[Extracted data entries]

[Begin]

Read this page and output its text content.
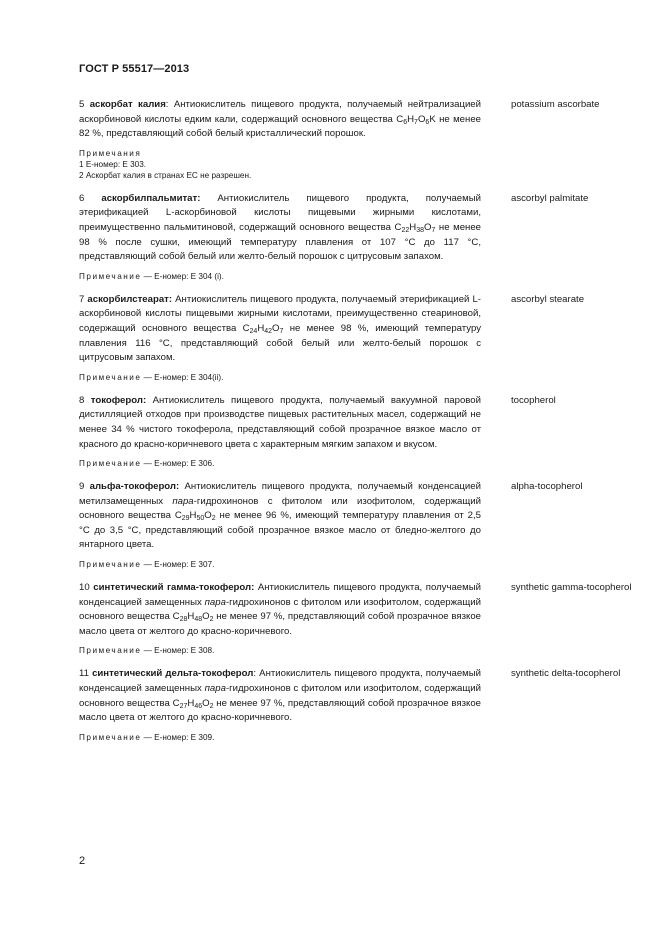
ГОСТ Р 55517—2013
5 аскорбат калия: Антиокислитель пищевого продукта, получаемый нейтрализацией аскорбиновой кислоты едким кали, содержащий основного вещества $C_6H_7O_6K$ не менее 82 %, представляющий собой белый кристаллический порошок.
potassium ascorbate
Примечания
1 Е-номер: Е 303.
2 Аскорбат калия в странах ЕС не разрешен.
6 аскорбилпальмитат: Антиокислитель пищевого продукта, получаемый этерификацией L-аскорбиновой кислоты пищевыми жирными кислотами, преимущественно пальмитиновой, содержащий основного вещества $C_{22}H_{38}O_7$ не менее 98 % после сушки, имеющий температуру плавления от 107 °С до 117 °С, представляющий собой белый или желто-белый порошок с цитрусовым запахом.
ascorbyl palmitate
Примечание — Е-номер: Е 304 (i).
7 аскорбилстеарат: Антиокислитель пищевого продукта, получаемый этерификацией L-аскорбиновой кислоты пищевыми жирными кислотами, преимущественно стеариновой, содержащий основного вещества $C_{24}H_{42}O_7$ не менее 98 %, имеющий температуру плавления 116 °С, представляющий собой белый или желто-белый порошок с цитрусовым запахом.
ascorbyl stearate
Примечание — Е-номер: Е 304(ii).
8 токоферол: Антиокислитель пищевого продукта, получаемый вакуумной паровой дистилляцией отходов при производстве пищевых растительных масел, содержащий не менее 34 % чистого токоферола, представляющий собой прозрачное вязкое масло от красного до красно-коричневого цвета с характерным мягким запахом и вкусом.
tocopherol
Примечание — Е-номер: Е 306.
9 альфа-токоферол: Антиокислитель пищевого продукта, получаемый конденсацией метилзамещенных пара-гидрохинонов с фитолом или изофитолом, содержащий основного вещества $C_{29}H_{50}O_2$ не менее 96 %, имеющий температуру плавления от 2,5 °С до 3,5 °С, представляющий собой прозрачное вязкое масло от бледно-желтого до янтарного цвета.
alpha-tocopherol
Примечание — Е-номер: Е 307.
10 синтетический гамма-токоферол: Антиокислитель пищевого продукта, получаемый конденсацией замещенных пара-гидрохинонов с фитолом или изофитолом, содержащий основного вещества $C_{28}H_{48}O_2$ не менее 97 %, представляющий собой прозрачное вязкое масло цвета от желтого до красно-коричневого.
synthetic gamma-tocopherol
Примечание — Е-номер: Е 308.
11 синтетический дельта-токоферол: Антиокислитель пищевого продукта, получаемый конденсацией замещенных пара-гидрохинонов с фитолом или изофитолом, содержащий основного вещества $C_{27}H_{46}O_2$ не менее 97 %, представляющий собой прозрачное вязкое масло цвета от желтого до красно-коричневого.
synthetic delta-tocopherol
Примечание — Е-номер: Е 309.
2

[End]
[Begin]

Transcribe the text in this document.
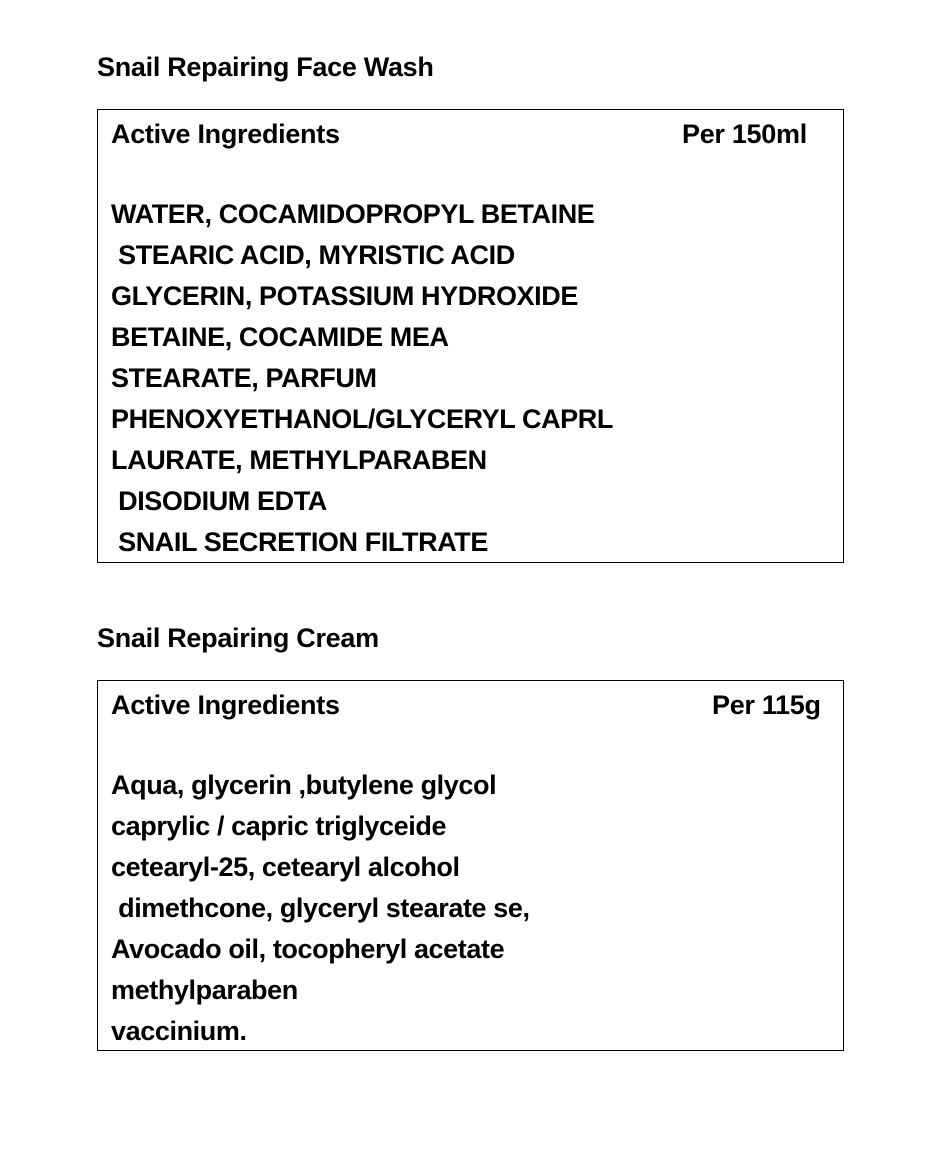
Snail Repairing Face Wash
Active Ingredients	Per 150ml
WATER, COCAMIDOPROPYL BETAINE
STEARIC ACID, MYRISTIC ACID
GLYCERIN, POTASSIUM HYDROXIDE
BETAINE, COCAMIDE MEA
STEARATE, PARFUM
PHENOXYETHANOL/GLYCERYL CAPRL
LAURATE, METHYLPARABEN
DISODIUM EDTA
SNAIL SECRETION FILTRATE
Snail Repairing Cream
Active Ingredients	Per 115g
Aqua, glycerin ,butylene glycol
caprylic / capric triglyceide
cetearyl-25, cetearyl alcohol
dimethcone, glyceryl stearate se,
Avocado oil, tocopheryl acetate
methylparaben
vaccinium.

[End]

Problem details: Pull out every line in the data above that has the word "пищевыми".

Finished task:
6 аскорбилпальмитат: Антиокислитель пищевого продукта, получаемый этерификацией L-аскорбиновой кислоты пищевыми жирными кислотами, преимущественно пальмитиновой, содержащий основного вещества $C_{22}H_{38}O_7$ не менее 98 % после сушки, имеющий температуру плавления от 107 °С до 117 °С, представляющий собой белый или желто-белый порошок с цитрусовым запахом.
7 аскорбилстеарат: Антиокислитель пищевого продукта, получаемый этерификацией L-аскорбиновой кислоты пищевыми жирными кислотами, преимущественно стеариновой, содержащий основного вещества $C_{24}H_{42}O_7$ не менее 98 %, имеющий температуру плавления 116 °С, представляющий собой белый или желто-белый порошок с цитрусовым запахом.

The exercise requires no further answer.